Keep the pictures out of the copy and print all the entries below exactly.

* **Dataset records**
* * *

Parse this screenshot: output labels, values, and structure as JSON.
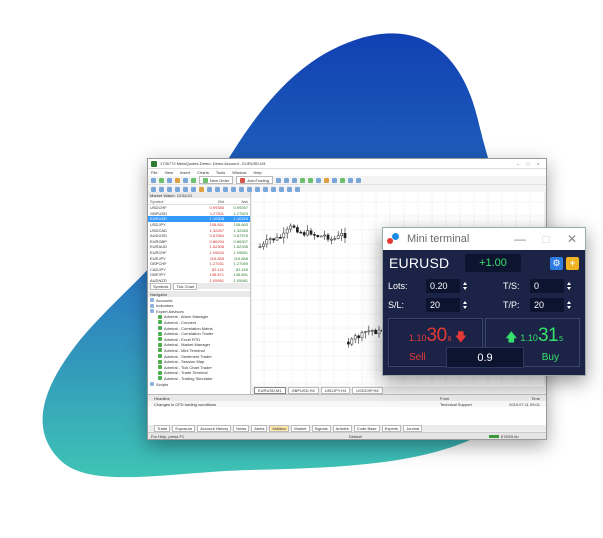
{
  "colors": {
    "blob_top": "#1140b3",
    "blob_bottom": "#3fc4b5",
    "panel": "#1b2447",
    "sell": "#e53935",
    "buy": "#36e06b"
  },
  "platform": {
    "title": "1726772 MetaQuotes-Demo: Demo Account - EURUSD,M1",
    "menu": [
      "File",
      "View",
      "Insert",
      "Charts",
      "Tools",
      "Window",
      "Help"
    ],
    "toolbar_new_order": "New Order",
    "toolbar_autotrading": "AutoTrading",
    "market_watch": {
      "title": "Market Watch: 12:54:21",
      "headers": [
        "Symbol",
        "Bid",
        "Ask"
      ],
      "rows": [
        {
          "symbol": "USDCHF",
          "bid": "0.99385",
          "ask": "0.99397"
        },
        {
          "symbol": "GBPUSD",
          "bid": "1.27811",
          "ask": "1.27823"
        },
        {
          "symbol": "EURUSD",
          "bid": "1.10308",
          "ask": "1.10315"
        },
        {
          "symbol": "USDJPY",
          "bid": "108.651",
          "ask": "108.663"
        },
        {
          "symbol": "USDCAD",
          "bid": "1.32267",
          "ask": "1.32283"
        },
        {
          "symbol": "AUDUSD",
          "bid": "0.67964",
          "ask": "0.67976"
        },
        {
          "symbol": "EURGBP",
          "bid": "0.86294",
          "ask": "0.86307"
        },
        {
          "symbol": "EURAUD",
          "bid": "1.62308",
          "ask": "1.62336"
        },
        {
          "symbol": "EURCHF",
          "bid": "1.09634",
          "ask": "1.09651"
        },
        {
          "symbol": "EURJPY",
          "bid": "119.855",
          "ask": "119.868"
        },
        {
          "symbol": "GBPCHF",
          "bid": "1.27031",
          "ask": "1.27059"
        },
        {
          "symbol": "CADJPY",
          "bid": "82.141",
          "ask": "82.159"
        },
        {
          "symbol": "GBPJPY",
          "bid": "138.871",
          "ask": "138.891"
        },
        {
          "symbol": "AUDNZD",
          "bid": "1.05951",
          "ask": "1.05981"
        }
      ]
    },
    "market_watch_tabs": [
      "Symbols",
      "Tick Chart"
    ],
    "navigator": {
      "title": "Navigator",
      "items": [
        "Accounts",
        "Indicators",
        "Expert Advisors",
        "Admiral - Alarm Manager",
        "Admiral - Connect",
        "Admiral - Correlation Matrix",
        "Admiral - Correlation Trader",
        "Admiral - Excel RTD",
        "Admiral - Market Manager",
        "Admiral - Mini Terminal",
        "Admiral - Sentiment Trader",
        "Admiral - Session Map",
        "Admiral - Tick Chart Trader",
        "Admiral - Trade Terminal",
        "Admiral - Trading Simulator",
        "Scripts"
      ]
    },
    "chart_tabs": [
      "EURUSD,M1",
      "GBPUSD,H4",
      "USDJPY,H4",
      "USDCHF,H4"
    ],
    "terminal": {
      "headers": [
        "Headline",
        "From",
        "Time"
      ],
      "row": {
        "headline": "Changes in CFD trading conditions",
        "from": "Technical Support",
        "time": "2019.07.11 09:01"
      },
      "tabs": [
        "Trade",
        "Exposure",
        "Account History",
        "News",
        "Alerts",
        "Mailbox",
        "Market",
        "Signals",
        "Articles",
        "Code Base",
        "Experts",
        "Journal"
      ]
    },
    "status": {
      "help": "For Help, press F1",
      "profile": "Default",
      "traffic": "6763/5 kb"
    }
  },
  "mini_terminal": {
    "title": "Mini terminal",
    "symbol": "EURUSD",
    "spread_change": "+1.00",
    "lots_label": "Lots:",
    "lots_value": "0.20",
    "ts_label": "T/S:",
    "ts_value": "0",
    "sl_label": "S/L:",
    "sl_value": "20",
    "tp_label": "T/P:",
    "tp_value": "20",
    "sell": {
      "prefix": "1.10",
      "big": "30",
      "sup": "8",
      "label": "Sell"
    },
    "buy": {
      "prefix": "1.10",
      "big": "31",
      "sup": "5",
      "label": "Buy"
    },
    "volume": "0.9"
  }
}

* * *

* **Response**
Parse this screenshot: output labels, values, and structure as JSON.
{
  "colors": {
    "blob_top": "#1140b3",
    "blob_bottom": "#3fc4b5",
    "panel": "#1b2447",
    "sell": "#e53935",
    "buy": "#36e06b"
  },
  "platform": {
    "title": "1726772 MetaQuotes-Demo: Demo Account - EURUSD,M1",
    "menu": [
      "File",
      "View",
      "Insert",
      "Charts",
      "Tools",
      "Window",
      "Help"
    ],
    "toolbar_new_order": "New Order",
    "toolbar_autotrading": "AutoTrading",
    "market_watch": {
      "title": "Market Watch: 12:54:21",
      "headers": [
        "Symbol",
        "Bid",
        "Ask"
      ],
      "rows": [
        {
          "symbol": "USDCHF",
          "bid": "0.99385",
          "ask": "0.99397"
        },
        {
          "symbol": "GBPUSD",
          "bid": "1.27811",
          "ask": "1.27823"
        },
        {
          "symbol": "EURUSD",
          "bid": "1.10308",
          "ask": "1.10315"
        },
        {
          "symbol": "USDJPY",
          "bid": "108.651",
          "ask": "108.663"
        },
        {
          "symbol": "USDCAD",
          "bid": "1.32267",
          "ask": "1.32283"
        },
        {
          "symbol": "AUDUSD",
          "bid": "0.67964",
          "ask": "0.67976"
        },
        {
          "symbol": "EURGBP",
          "bid": "0.86294",
          "ask": "0.86307"
        },
        {
          "symbol": "EURAUD",
          "bid": "1.62308",
          "ask": "1.62336"
        },
        {
          "symbol": "EURCHF",
          "bid": "1.09634",
          "ask": "1.09651"
        },
        {
          "symbol": "EURJPY",
          "bid": "119.855",
          "ask": "119.868"
        },
        {
          "symbol": "GBPCHF",
          "bid": "1.27031",
          "ask": "1.27059"
        },
        {
          "symbol": "CADJPY",
          "bid": "82.141",
          "ask": "82.159"
        },
        {
          "symbol": "GBPJPY",
          "bid": "138.871",
          "ask": "138.891"
        },
        {
          "symbol": "AUDNZD",
          "bid": "1.05951",
          "ask": "1.05981"
        }
      ]
    },
    "market_watch_tabs": [
      "Symbols",
      "Tick Chart"
    ],
    "navigator": {
      "title": "Navigator",
      "items": [
        "Accounts",
        "Indicators",
        "Expert Advisors",
        "Admiral - Alarm Manager",
        "Admiral - Connect",
        "Admiral - Correlation Matrix",
        "Admiral - Correlation Trader",
        "Admiral - Excel RTD",
        "Admiral - Market Manager",
        "Admiral - Mini Terminal",
        "Admiral - Sentiment Trader",
        "Admiral - Session Map",
        "Admiral - Tick Chart Trader",
        "Admiral - Trade Terminal",
        "Admiral - Trading Simulator",
        "Scripts"
      ]
    },
    "chart_tabs": [
      "EURUSD,M1",
      "GBPUSD,H4",
      "USDJPY,H4",
      "USDCHF,H4"
    ],
    "terminal": {
      "headers": [
        "Headline",
        "From",
        "Time"
      ],
      "row": {
        "headline": "Changes in CFD trading conditions",
        "from": "Technical Support",
        "time": "2019.07.11 09:01"
      },
      "tabs": [
        "Trade",
        "Exposure",
        "Account History",
        "News",
        "Alerts",
        "Mailbox",
        "Market",
        "Signals",
        "Articles",
        "Code Base",
        "Experts",
        "Journal"
      ]
    },
    "status": {
      "help": "For Help, press F1",
      "profile": "Default",
      "traffic": "6763/5 kb"
    }
  },
  "mini_terminal": {
    "title": "Mini terminal",
    "symbol": "EURUSD",
    "spread_change": "+1.00",
    "lots_label": "Lots:",
    "lots_value": "0.20",
    "ts_label": "T/S:",
    "ts_value": "0",
    "sl_label": "S/L:",
    "sl_value": "20",
    "tp_label": "T/P:",
    "tp_value": "20",
    "sell": {
      "prefix": "1.10",
      "big": "30",
      "sup": "8",
      "label": "Sell"
    },
    "buy": {
      "prefix": "1.10",
      "big": "31",
      "sup": "5",
      "label": "Buy"
    },
    "volume": "0.9"
  }
}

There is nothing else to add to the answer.